- To do -
Below is a listing; copy all of it exactly.

━━ The input ━━

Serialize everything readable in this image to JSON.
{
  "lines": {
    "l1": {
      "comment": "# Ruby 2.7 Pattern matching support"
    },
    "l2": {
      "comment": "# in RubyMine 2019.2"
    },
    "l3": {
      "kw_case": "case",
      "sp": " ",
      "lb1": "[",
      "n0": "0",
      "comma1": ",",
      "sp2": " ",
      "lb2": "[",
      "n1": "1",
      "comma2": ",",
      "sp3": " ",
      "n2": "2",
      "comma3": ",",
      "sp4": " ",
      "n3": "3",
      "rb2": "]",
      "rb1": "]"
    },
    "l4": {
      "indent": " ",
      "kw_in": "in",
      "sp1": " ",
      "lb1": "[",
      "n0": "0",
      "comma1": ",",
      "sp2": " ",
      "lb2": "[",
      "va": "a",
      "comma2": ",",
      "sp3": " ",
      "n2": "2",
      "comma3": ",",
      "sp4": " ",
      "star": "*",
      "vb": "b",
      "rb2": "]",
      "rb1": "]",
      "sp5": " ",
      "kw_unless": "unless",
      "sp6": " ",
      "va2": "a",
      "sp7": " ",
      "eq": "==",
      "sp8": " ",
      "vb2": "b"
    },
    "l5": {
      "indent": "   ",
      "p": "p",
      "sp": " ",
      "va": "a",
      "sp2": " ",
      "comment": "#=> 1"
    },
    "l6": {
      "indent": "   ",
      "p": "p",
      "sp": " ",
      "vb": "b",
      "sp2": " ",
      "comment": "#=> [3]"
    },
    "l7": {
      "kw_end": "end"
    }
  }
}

━━━

- Correct answer -
Serialize everything readable in this image to JSON.
{
  "lines": {
    "l1": {
      "comment": "# Ruby 2.7 Pattern matching support"
    },
    "l2": {
      "comment": "# in RubyMine 2019.2"
    },
    "l3": {
      "kw_case": "case",
      "sp": " ",
      "lb1": "[",
      "n0": "0",
      "comma1": ",",
      "sp2": " ",
      "lb2": "[",
      "n1": "1",
      "comma2": ",",
      "sp3": " ",
      "n2": "2",
      "comma3": ",",
      "sp4": " ",
      "n3": "3",
      "rb2": "]",
      "rb1": "]"
    },
    "l4": {
      "indent": " ",
      "kw_in": "in",
      "sp1": " ",
      "lb1": "[",
      "n0": "0",
      "comma1": ",",
      "sp2": " ",
      "lb2": "[",
      "va": "a",
      "comma2": ",",
      "sp3": " ",
      "n2": "2",
      "comma3": ",",
      "sp4": " ",
      "star": "*",
      "vb": "b",
      "rb2": "]",
      "rb1": "]",
      "sp5": " ",
      "kw_unless": "unless",
      "sp6": " ",
      "va2": "a",
      "sp7": " ",
      "eq": "==",
      "sp8": " ",
      "vb2": "b"
    },
    "l5": {
      "indent": "   ",
      "p": "p",
      "sp": " ",
      "va": "a",
      "sp2": " ",
      "comment": "#=> 1"
    },
    "l6": {
      "indent": "   ",
      "p": "p",
      "sp": " ",
      "vb": "b",
      "sp2": " ",
      "comment": "#=> [3]"
    },
    "l7": {
      "kw_end": "end"
    }
  }
}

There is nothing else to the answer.